▶ _Quoted text_:
┄┄┄┄┄┄

Ibrahim Drešević (; born 24 January 1997) is a professional footballer who plays as a centre-back for Turkish club Fatih Karagümrük. Born in Sweden, he represents the Kosovo national team. He previously represented Sweden at youth international level.

Club career

Elfsborg
His debut with Elfsborg came on 25 August 2016 in a 0–7 biggest away win in the second round of 2016–17 Svenska Cupen against IK Gauthiod after coming on as a substitute at 61st minute in place of Joakim Nilsson. Drešević made his first Allsvenskan appearance on 10 September after being named in the starting line-up in a 1–1 home draw against Kalmar.

Heerenveen
On 31 January 2019, Drešević signed a three-and-half-year contract with Eredivisie club Heerenveen. His debut with Heerenveen came sixteen days later in a 2–2 home draw against PSV after coming on as a substitute at 79th minute in place of Jizz Hornkamp.

┄┄┄┄┄┄

▶ _Actions to take_:
• A. Retype the part of the Drešević biography that opens with the words containing "Club career" and closes with "draw against Kalmar.".
• B. Extend the Drešević biography by writing what comes after its last sentence.
You won't need the entries that come next.

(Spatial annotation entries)
┄┄┄┄┄┄

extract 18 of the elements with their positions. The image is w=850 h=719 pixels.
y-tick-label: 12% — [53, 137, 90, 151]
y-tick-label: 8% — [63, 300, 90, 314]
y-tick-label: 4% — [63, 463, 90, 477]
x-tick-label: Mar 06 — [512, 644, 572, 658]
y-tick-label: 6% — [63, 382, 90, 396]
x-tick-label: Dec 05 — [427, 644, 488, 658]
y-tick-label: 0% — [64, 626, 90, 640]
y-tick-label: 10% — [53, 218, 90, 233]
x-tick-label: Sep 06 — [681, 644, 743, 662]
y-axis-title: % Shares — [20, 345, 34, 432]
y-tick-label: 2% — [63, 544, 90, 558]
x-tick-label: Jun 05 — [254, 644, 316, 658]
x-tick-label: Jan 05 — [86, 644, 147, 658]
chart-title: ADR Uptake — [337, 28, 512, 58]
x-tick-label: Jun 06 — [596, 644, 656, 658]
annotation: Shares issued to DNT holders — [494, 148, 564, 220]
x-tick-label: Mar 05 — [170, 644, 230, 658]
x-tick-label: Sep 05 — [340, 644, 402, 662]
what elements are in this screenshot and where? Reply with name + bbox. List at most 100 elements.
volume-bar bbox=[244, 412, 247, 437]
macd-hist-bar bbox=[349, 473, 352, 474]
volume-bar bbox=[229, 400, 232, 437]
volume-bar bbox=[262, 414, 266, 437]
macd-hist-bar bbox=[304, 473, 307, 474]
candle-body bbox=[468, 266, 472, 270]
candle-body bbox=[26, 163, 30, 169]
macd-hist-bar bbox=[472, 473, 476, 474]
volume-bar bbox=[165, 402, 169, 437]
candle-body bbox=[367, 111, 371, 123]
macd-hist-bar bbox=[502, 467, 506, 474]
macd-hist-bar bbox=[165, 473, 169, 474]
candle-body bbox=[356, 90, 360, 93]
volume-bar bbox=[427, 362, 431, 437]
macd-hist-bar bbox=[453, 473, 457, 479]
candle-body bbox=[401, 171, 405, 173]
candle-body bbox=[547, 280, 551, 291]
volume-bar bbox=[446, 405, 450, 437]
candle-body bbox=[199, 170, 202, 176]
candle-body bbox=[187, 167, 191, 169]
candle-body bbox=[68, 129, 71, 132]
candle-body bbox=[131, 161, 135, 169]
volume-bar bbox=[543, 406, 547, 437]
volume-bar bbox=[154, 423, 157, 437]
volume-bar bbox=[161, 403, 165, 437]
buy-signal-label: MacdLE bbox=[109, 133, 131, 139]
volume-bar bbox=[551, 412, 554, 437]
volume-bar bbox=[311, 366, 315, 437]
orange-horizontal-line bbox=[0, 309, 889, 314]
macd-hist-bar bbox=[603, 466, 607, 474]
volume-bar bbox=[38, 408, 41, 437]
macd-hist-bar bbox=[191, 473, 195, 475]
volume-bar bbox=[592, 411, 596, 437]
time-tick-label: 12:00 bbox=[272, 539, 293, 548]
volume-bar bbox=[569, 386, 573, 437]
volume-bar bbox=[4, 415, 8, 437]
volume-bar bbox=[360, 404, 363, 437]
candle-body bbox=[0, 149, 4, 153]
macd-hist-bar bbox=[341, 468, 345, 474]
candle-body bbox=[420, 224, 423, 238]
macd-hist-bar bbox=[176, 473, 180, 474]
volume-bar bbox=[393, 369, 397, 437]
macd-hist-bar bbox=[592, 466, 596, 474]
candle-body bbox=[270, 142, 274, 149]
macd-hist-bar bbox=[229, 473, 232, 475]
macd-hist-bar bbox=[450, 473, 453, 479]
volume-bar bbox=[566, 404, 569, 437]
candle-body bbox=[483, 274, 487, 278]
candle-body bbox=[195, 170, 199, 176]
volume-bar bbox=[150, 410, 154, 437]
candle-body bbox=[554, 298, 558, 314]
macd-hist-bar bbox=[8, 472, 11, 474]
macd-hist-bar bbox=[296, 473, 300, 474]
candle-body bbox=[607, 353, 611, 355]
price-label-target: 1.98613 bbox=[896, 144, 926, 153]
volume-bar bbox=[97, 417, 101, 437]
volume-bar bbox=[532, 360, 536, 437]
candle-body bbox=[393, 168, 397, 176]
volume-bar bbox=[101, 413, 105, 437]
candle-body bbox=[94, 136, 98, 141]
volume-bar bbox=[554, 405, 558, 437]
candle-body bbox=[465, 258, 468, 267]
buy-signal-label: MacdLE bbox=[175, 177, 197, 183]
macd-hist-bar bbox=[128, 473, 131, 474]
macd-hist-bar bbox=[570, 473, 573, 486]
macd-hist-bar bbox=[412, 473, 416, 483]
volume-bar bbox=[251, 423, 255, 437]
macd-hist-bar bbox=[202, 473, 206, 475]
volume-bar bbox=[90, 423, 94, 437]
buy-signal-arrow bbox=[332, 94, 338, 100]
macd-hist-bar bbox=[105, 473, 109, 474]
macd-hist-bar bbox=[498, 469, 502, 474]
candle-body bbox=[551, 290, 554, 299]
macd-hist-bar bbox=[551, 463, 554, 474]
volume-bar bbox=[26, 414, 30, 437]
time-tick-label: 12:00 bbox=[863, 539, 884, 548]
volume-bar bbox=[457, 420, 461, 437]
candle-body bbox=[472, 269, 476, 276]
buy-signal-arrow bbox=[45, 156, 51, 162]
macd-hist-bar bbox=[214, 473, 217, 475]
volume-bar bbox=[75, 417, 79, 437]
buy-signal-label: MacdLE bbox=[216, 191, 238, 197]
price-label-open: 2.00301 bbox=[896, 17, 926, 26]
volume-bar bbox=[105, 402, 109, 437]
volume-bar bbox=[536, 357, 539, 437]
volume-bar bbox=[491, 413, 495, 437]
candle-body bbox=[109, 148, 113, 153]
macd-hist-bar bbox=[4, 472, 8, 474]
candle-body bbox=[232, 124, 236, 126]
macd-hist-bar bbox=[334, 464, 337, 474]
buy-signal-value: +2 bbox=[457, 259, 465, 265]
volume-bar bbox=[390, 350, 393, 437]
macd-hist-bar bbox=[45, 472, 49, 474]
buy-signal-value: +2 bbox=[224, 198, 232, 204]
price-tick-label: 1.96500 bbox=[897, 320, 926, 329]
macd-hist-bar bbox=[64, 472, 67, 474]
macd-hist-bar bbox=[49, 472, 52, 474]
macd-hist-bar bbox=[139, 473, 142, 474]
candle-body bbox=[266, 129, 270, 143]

┄┄┄┄┄┄

▶ _Results by task_:
• A.
Club career

Elfsborg
His debut with Elfsborg came on 25 August 2016 in a 0–7 biggest away win in the second round of 2016–17 Svenska Cupen against IK Gauthiod after coming on as a substitute at 61st minute in place of Joakim Nilsson. Drešević made his first Allsvenskan appearance on 10 September after being named in the starting line-up in a 1–1 home draw against Kalmar.

• B.
Fatih Karagümrük
On 24 June 2022, Drešević signed a two-year contract with Süper Lig club Fatih Karagümrük. His debut with Fatih Karagümrük came on 21 August in a 4–1 away defeat against Beşiktaş after being named in the starting line-up.

International career

Youth
From 2014, until 2017, Drešević has been part of Sweden at youth international level, respectively has been part of the U17 and U19 teams and he with these teams played thirteen matches and scored one goal.

Senior
On 22 May 2019, Drešević received a call-up from Kosovo for the UEFA Euro 2020 qualifying matches against Montenegro and Bulgaria, but he was not available for these matches after FIFA did not permit him to play for Kosovo due to problems with his documentation. On 23 August 2019, FIFA gave permission for Drešević to play for Kosovo. His debut with Kosovo came on 10 October 2019 in a friendly match against Gibraltar after being named in the starting line-up.

Personal life
Drešević was born in Fuxerna, Lilla Edet, Sweden, to Albanian parents from Tuzi, Montenegro.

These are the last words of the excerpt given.